Requirement: Write out the material exactly. Do not include the pictures.

Dataset records on visual material:
* * *

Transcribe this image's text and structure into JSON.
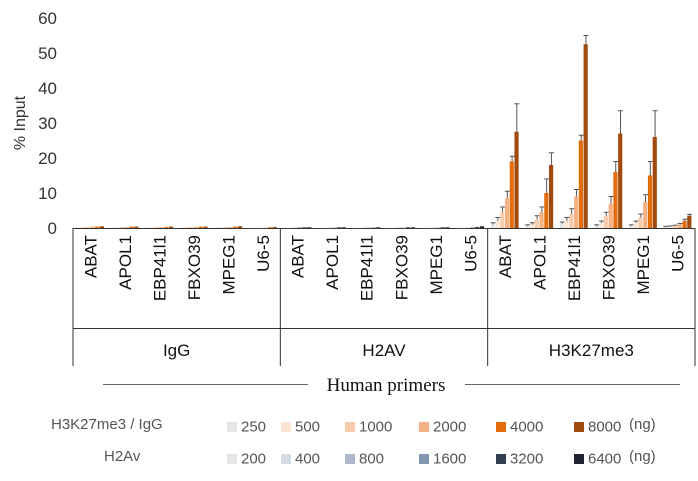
{
  "chart_data": {
    "type": "bar",
    "title": "",
    "xlabel": "Human primers",
    "ylabel": "% Input",
    "ylim": [
      0,
      60
    ],
    "yticks": [
      0,
      10,
      20,
      30,
      40,
      50,
      60
    ],
    "groups": [
      {
        "name": "IgG",
        "categories": [
          "ABAT",
          "APOL1",
          "EBP41l1",
          "FBXO39",
          "MPEG1",
          "U6-5"
        ],
        "series_set": "chip",
        "values": [
          [
            0.2,
            0.3,
            0.3,
            0.4,
            0.4,
            0.5
          ],
          [
            0.2,
            0.2,
            0.3,
            0.3,
            0.4,
            0.4
          ],
          [
            0.2,
            0.2,
            0.3,
            0.3,
            0.3,
            0.4
          ],
          [
            0.2,
            0.2,
            0.3,
            0.3,
            0.4,
            0.4
          ],
          [
            0.2,
            0.3,
            0.3,
            0.3,
            0.4,
            0.5
          ],
          [
            0.1,
            0.1,
            0.1,
            0.1,
            0.2,
            0.3
          ]
        ]
      },
      {
        "name": "H2AV",
        "categories": [
          "ABAT",
          "APOL1",
          "EBP41l1",
          "FBXO39",
          "MPEG1",
          "U6-5"
        ],
        "series_set": "h2av",
        "values": [
          [
            0.1,
            0.1,
            0.1,
            0.2,
            0.2,
            0.2
          ],
          [
            0.1,
            0.1,
            0.1,
            0.1,
            0.2,
            0.2
          ],
          [
            0.1,
            0.1,
            0.1,
            0.1,
            0.1,
            0.2
          ],
          [
            0.1,
            0.1,
            0.1,
            0.1,
            0.2,
            0.2
          ],
          [
            0.1,
            0.1,
            0.1,
            0.1,
            0.2,
            0.2
          ],
          [
            0.1,
            0.1,
            0.1,
            0.2,
            0.3,
            0.5
          ]
        ]
      },
      {
        "name": "H3K27me3",
        "categories": [
          "ABAT",
          "APOL1",
          "EBP41l1",
          "FBXO39",
          "MPEG1",
          "U6-5"
        ],
        "series_set": "chip",
        "values": [
          [
            1.0,
            2.0,
            4.5,
            8.5,
            19.0,
            27.5
          ],
          [
            0.6,
            1.0,
            2.5,
            4.5,
            10.0,
            18.0
          ],
          [
            1.2,
            2.0,
            4.0,
            9.0,
            25.0,
            52.5
          ],
          [
            0.6,
            1.5,
            3.5,
            7.0,
            16.0,
            27.0
          ],
          [
            0.6,
            1.5,
            3.0,
            7.5,
            15.0,
            26.0
          ],
          [
            0.3,
            0.4,
            0.6,
            1.0,
            2.0,
            3.5
          ]
        ],
        "errors": [
          [
            0.5,
            1.0,
            1.5,
            2.0,
            1.5,
            8.0
          ],
          [
            0.3,
            0.5,
            1.0,
            1.5,
            4.0,
            3.5
          ],
          [
            0.5,
            1.0,
            1.5,
            2.0,
            1.5,
            2.5
          ],
          [
            0.3,
            0.5,
            1.0,
            2.0,
            3.0,
            6.5
          ],
          [
            0.3,
            0.5,
            1.0,
            2.0,
            4.0,
            7.5
          ],
          [
            0.2,
            0.2,
            0.2,
            0.3,
            0.5,
            0.4
          ]
        ]
      }
    ],
    "legend": [
      {
        "label": "H3K27me3 / IgG",
        "unit": "(ng)",
        "series": [
          {
            "name": "250",
            "color": "#e7e6e6"
          },
          {
            "name": "500",
            "color": "#fce4d6"
          },
          {
            "name": "1000",
            "color": "#f8cbad"
          },
          {
            "name": "2000",
            "color": "#f4b183"
          },
          {
            "name": "4000",
            "color": "#e46c0a"
          },
          {
            "name": "8000",
            "color": "#a04a0e"
          }
        ]
      },
      {
        "label": "H2Av",
        "unit": "(ng)",
        "series": [
          {
            "name": "200",
            "color": "#e7e6e6"
          },
          {
            "name": "400",
            "color": "#d6dce4"
          },
          {
            "name": "800",
            "color": "#adb9ca"
          },
          {
            "name": "1600",
            "color": "#8497b0"
          },
          {
            "name": "3200",
            "color": "#333f50"
          },
          {
            "name": "6400",
            "color": "#1f2430"
          }
        ]
      }
    ]
  }
}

* * *

Result for this task:
Transcribe this image's text and structure into JSON.
{
  "chart_data": {
    "type": "bar",
    "title": "",
    "xlabel": "Human primers",
    "ylabel": "% Input",
    "ylim": [
      0,
      60
    ],
    "yticks": [
      0,
      10,
      20,
      30,
      40,
      50,
      60
    ],
    "groups": [
      {
        "name": "IgG",
        "categories": [
          "ABAT",
          "APOL1",
          "EBP41l1",
          "FBXO39",
          "MPEG1",
          "U6-5"
        ],
        "series_set": "chip",
        "values": [
          [
            0.2,
            0.3,
            0.3,
            0.4,
            0.4,
            0.5
          ],
          [
            0.2,
            0.2,
            0.3,
            0.3,
            0.4,
            0.4
          ],
          [
            0.2,
            0.2,
            0.3,
            0.3,
            0.3,
            0.4
          ],
          [
            0.2,
            0.2,
            0.3,
            0.3,
            0.4,
            0.4
          ],
          [
            0.2,
            0.3,
            0.3,
            0.3,
            0.4,
            0.5
          ],
          [
            0.1,
            0.1,
            0.1,
            0.1,
            0.2,
            0.3
          ]
        ]
      },
      {
        "name": "H2AV",
        "categories": [
          "ABAT",
          "APOL1",
          "EBP41l1",
          "FBXO39",
          "MPEG1",
          "U6-5"
        ],
        "series_set": "h2av",
        "values": [
          [
            0.1,
            0.1,
            0.1,
            0.2,
            0.2,
            0.2
          ],
          [
            0.1,
            0.1,
            0.1,
            0.1,
            0.2,
            0.2
          ],
          [
            0.1,
            0.1,
            0.1,
            0.1,
            0.1,
            0.2
          ],
          [
            0.1,
            0.1,
            0.1,
            0.1,
            0.2,
            0.2
          ],
          [
            0.1,
            0.1,
            0.1,
            0.1,
            0.2,
            0.2
          ],
          [
            0.1,
            0.1,
            0.1,
            0.2,
            0.3,
            0.5
          ]
        ]
      },
      {
        "name": "H3K27me3",
        "categories": [
          "ABAT",
          "APOL1",
          "EBP41l1",
          "FBXO39",
          "MPEG1",
          "U6-5"
        ],
        "series_set": "chip",
        "values": [
          [
            1.0,
            2.0,
            4.5,
            8.5,
            19.0,
            27.5
          ],
          [
            0.6,
            1.0,
            2.5,
            4.5,
            10.0,
            18.0
          ],
          [
            1.2,
            2.0,
            4.0,
            9.0,
            25.0,
            52.5
          ],
          [
            0.6,
            1.5,
            3.5,
            7.0,
            16.0,
            27.0
          ],
          [
            0.6,
            1.5,
            3.0,
            7.5,
            15.0,
            26.0
          ],
          [
            0.3,
            0.4,
            0.6,
            1.0,
            2.0,
            3.5
          ]
        ],
        "errors": [
          [
            0.5,
            1.0,
            1.5,
            2.0,
            1.5,
            8.0
          ],
          [
            0.3,
            0.5,
            1.0,
            1.5,
            4.0,
            3.5
          ],
          [
            0.5,
            1.0,
            1.5,
            2.0,
            1.5,
            2.5
          ],
          [
            0.3,
            0.5,
            1.0,
            2.0,
            3.0,
            6.5
          ],
          [
            0.3,
            0.5,
            1.0,
            2.0,
            4.0,
            7.5
          ],
          [
            0.2,
            0.2,
            0.2,
            0.3,
            0.5,
            0.4
          ]
        ]
      }
    ],
    "legend": [
      {
        "label": "H3K27me3 / IgG",
        "unit": "(ng)",
        "series": [
          {
            "name": "250",
            "color": "#e7e6e6"
          },
          {
            "name": "500",
            "color": "#fce4d6"
          },
          {
            "name": "1000",
            "color": "#f8cbad"
          },
          {
            "name": "2000",
            "color": "#f4b183"
          },
          {
            "name": "4000",
            "color": "#e46c0a"
          },
          {
            "name": "8000",
            "color": "#a04a0e"
          }
        ]
      },
      {
        "label": "H2Av",
        "unit": "(ng)",
        "series": [
          {
            "name": "200",
            "color": "#e7e6e6"
          },
          {
            "name": "400",
            "color": "#d6dce4"
          },
          {
            "name": "800",
            "color": "#adb9ca"
          },
          {
            "name": "1600",
            "color": "#8497b0"
          },
          {
            "name": "3200",
            "color": "#333f50"
          },
          {
            "name": "6400",
            "color": "#1f2430"
          }
        ]
      }
    ]
  }
}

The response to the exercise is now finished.